§ **REQUIRED WORK**: Rewrite the stretch from the line containing "List UI elements" through the line containing "unit-banner: Unit 5", swapping "answer-label" for "answer-caption" and leaving everything else unchanged.

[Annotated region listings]
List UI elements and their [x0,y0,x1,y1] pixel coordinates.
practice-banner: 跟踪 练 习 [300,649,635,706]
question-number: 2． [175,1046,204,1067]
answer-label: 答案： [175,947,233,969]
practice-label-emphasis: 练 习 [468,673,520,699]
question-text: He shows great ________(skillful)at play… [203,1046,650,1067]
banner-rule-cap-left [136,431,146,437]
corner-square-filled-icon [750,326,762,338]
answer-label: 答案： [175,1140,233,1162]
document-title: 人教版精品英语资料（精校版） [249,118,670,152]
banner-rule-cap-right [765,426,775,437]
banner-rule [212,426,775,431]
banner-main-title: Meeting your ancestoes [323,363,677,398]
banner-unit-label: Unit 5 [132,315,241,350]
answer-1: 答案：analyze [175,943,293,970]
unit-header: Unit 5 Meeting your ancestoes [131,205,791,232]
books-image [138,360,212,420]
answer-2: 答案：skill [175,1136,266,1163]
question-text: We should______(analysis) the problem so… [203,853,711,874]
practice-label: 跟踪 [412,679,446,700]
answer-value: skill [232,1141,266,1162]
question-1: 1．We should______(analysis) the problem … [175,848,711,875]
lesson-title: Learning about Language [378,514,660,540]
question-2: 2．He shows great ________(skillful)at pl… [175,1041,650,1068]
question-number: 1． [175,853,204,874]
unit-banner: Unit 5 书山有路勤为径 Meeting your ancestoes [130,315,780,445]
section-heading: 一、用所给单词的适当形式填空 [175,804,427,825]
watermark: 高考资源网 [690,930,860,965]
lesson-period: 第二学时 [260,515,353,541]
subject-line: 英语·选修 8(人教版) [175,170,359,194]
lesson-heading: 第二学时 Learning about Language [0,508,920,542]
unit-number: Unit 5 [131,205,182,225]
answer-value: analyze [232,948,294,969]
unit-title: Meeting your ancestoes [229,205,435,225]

---

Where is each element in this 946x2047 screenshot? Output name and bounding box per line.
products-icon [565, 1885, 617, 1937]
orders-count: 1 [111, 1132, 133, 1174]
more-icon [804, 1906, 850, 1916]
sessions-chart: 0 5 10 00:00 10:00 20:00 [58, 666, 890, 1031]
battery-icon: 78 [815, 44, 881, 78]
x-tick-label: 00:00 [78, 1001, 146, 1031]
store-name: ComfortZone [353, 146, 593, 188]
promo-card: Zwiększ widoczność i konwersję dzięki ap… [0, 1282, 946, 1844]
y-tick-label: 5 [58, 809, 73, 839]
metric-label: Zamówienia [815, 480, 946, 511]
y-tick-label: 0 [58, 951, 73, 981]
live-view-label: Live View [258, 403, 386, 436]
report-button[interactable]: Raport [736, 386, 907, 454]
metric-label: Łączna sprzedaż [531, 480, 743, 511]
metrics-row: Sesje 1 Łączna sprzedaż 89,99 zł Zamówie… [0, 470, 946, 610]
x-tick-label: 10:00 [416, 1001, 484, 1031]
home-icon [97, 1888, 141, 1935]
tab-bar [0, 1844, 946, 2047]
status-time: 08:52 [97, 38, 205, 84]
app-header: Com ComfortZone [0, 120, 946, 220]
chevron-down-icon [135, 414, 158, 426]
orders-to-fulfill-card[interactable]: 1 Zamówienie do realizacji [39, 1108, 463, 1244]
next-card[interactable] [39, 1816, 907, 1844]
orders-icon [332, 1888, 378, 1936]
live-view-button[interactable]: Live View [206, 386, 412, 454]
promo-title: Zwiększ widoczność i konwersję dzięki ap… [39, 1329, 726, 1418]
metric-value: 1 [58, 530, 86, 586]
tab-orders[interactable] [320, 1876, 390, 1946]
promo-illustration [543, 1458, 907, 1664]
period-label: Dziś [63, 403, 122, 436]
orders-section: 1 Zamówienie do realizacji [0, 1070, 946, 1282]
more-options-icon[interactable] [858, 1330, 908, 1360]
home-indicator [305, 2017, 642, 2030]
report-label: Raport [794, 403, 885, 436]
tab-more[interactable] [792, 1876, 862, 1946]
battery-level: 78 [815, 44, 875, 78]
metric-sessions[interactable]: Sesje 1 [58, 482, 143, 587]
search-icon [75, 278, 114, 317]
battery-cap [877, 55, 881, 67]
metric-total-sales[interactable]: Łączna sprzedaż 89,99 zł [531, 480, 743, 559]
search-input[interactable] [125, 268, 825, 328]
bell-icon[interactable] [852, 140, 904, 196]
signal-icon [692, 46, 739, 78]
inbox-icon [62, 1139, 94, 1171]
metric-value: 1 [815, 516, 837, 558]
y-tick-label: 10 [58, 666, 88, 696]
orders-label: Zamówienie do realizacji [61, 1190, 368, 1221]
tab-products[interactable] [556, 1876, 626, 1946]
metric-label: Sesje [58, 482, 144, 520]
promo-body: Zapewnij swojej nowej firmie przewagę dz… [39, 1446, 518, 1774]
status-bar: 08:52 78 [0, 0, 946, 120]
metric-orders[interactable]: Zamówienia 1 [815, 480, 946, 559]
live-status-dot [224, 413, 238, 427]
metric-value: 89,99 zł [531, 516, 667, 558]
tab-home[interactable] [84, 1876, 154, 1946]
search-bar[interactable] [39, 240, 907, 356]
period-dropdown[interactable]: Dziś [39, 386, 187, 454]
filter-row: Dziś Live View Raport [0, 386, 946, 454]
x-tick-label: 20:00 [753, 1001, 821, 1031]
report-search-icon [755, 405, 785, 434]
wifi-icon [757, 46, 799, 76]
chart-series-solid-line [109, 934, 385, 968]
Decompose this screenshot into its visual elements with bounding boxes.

§ **FULL ANSWER**:
List UI elements and their [x0,y0,x1,y1] pixel coordinates.
practice-banner: 跟踪 练 习 [300,649,635,706]
question-number: 2． [175,1046,204,1067]
answer-caption: 答案： [175,947,233,969]
practice-label-emphasis: 练 习 [468,673,520,699]
question-text: He shows great ________(skillful)at play… [203,1046,650,1067]
banner-rule-cap-left [136,431,146,437]
corner-square-filled-icon [750,326,762,338]
answer-caption: 答案： [175,1140,233,1162]
document-title: 人教版精品英语资料（精校版） [249,118,670,152]
banner-rule-cap-right [765,426,775,437]
banner-rule [212,426,775,431]
banner-main-title: Meeting your ancestoes [323,363,677,398]
banner-unit-label: Unit 5 [132,315,241,350]
answer-1: 答案：analyze [175,943,293,970]
unit-header: Unit 5 Meeting your ancestoes [131,205,791,232]
books-image [138,360,212,420]
answer-2: 答案：skill [175,1136,266,1163]
question-text: We should______(analysis) the problem so… [203,853,711,874]
practice-label: 跟踪 [412,679,446,700]
answer-value: skill [232,1141,266,1162]
question-1: 1．We should______(analysis) the problem … [175,848,711,875]
lesson-title: Learning about Language [378,514,660,540]
question-2: 2．He shows great ________(skillful)at pl… [175,1041,650,1068]
question-number: 1． [175,853,204,874]
unit-banner: Unit 5 书山有路勤为径 Meeting your ancestoes [130,315,780,445]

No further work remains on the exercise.